- _Your objective_: Continue the passage on screening versus symptomatic colorectal cancer patients from the point where it stops.

- _Text_:

Although pathologic stage (TNM) and histologic parameters are the most important prognostic factors to determine long-term outcomes in CRC, there are other factors related to the host and surgical treatment which may have some bearing on our findings 14,15. Most authors agree that the subjects that voluntarily enroll in a screening program are more responsible, more health conscious, more likely to follow health care recommendations and usually have a better prognosis due to their habits and lifestyle. The symptomatic patients presented tumors at more advanced stages and with a greater number of histological factors indicative of a poor prognosis (presence of perineural invasion, positive lymphovascular invasion and poorly differentiated tumors) than those diagnosed incidentally. This has also been reported by other studies 10,16,17,18. Furthermore, lower T stage and more stage I tumors and less rectal tumors were found in the screening group (Table 1). Logically, these findings were associated with a lower overall and disease-free survival in symptomatic patients as compared to the screening group 16,17,18. Due to all of these reasons, it is considered that screening could bias survival outcome 43,44,45.
In our study, the patients from the screening group required fewer blood products and had significantly higher baseline hemoglobin levels. It is well known that blood transfusion leads to a decrease in the cellular adaptive immune response, which in turn is associated with an increase in tumor recurrence. However, there were no differences in operative time or the incidence of severe post-operative complications in our series. These factors are also associated with a reduction in survival time in colorectal cancer 46,47,48.

- _Collection entries_:
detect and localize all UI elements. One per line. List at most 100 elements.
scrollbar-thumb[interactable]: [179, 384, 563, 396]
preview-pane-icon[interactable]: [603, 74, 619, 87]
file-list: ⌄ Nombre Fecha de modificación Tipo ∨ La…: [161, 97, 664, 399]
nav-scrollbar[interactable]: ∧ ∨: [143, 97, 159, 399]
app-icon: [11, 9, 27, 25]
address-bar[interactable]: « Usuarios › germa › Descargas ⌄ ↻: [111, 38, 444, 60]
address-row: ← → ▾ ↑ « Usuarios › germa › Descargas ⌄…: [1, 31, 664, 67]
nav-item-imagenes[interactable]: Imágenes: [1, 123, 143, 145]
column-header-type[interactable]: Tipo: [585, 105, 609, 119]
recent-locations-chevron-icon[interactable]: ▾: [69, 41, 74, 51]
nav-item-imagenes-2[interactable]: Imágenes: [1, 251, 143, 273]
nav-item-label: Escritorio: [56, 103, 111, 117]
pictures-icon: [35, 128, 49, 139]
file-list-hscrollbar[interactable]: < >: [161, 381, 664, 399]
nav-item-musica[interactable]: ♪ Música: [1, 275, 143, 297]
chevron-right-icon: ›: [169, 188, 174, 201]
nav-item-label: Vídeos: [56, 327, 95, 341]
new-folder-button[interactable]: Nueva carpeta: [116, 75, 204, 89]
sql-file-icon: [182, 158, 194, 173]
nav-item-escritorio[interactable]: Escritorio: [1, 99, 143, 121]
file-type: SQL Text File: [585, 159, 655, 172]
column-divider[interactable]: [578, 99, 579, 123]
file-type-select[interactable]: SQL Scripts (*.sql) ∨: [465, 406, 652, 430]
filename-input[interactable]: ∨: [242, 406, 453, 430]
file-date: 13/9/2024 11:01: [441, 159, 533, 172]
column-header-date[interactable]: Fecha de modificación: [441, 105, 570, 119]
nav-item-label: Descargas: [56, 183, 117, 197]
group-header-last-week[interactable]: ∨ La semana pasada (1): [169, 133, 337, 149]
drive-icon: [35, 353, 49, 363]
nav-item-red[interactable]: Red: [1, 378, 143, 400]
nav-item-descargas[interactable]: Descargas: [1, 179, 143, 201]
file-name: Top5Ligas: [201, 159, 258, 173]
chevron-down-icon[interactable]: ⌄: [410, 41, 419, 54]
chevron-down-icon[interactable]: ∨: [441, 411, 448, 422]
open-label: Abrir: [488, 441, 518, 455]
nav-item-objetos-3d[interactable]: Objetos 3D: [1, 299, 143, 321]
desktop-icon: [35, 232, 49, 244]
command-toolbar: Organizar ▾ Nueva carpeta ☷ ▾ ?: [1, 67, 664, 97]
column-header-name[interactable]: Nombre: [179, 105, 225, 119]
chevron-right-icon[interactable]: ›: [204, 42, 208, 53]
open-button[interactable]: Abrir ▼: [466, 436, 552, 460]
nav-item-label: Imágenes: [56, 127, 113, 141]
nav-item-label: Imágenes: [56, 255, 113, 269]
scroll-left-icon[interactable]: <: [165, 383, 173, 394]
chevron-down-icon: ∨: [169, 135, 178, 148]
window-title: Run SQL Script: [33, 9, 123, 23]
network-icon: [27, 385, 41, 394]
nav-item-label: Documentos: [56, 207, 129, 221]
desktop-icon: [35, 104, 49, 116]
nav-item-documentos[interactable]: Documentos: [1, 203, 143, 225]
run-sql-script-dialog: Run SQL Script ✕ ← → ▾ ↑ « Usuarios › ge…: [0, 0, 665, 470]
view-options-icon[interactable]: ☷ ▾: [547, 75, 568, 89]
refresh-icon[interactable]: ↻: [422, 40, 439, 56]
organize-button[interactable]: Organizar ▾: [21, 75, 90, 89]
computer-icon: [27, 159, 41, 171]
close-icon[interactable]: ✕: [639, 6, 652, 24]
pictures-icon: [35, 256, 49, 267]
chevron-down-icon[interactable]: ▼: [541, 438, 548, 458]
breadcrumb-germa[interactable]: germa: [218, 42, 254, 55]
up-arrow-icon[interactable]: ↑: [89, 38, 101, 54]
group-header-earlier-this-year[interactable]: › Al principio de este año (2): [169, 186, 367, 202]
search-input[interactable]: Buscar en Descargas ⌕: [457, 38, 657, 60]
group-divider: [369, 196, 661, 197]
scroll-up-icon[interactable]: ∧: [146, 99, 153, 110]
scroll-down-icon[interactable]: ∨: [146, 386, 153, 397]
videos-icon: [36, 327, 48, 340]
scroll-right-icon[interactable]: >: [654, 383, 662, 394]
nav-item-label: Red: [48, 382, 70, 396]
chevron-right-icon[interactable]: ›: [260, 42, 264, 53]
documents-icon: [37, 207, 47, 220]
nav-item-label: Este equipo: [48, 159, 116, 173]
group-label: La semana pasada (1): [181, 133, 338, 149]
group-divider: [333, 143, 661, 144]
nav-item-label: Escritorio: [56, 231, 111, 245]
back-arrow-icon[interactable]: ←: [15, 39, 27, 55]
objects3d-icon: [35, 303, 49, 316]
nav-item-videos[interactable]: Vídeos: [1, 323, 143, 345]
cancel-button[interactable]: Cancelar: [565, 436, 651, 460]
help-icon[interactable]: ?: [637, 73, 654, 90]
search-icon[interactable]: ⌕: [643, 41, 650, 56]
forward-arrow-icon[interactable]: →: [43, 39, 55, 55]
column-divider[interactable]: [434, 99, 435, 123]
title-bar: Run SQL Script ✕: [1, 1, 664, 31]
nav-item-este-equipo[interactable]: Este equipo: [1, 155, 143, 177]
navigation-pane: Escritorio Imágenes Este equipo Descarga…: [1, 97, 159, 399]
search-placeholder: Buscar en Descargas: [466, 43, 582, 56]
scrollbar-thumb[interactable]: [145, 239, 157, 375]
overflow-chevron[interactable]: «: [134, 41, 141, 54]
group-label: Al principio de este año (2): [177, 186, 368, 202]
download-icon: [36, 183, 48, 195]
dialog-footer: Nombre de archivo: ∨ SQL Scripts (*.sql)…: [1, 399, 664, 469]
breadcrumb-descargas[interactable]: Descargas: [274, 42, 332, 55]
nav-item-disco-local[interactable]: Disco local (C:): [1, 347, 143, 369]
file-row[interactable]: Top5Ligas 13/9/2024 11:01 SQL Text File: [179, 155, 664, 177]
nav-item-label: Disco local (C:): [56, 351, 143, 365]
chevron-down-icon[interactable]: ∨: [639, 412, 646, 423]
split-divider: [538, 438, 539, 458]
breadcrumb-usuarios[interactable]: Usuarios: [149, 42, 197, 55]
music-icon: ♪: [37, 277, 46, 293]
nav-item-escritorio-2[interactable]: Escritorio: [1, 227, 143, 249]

- _Reply_:
Our study suffers from the limitations inherent to retrospective studies, which cover a wide period of time, 20 years in this case. There may have been variations in the therapeutic approaches throughout this period. Although it is true that all the patients underwent surgery performed by colorectal surgeons with standardized criteria and all the data were collected prospectively. Furthermore, as our center is specialized in the treatment of these patients, the delay between cancer diagnosis and surgery was relatively brief.
Our results confirm the positive effect of colorectal cancer screening on survival in patients with potentially curable tumors (stages I and III) that are treated with surgery. Such findings support the efficacy of screening programs in CRC and serve as an argument in favor of implementing preventive measures in the general population.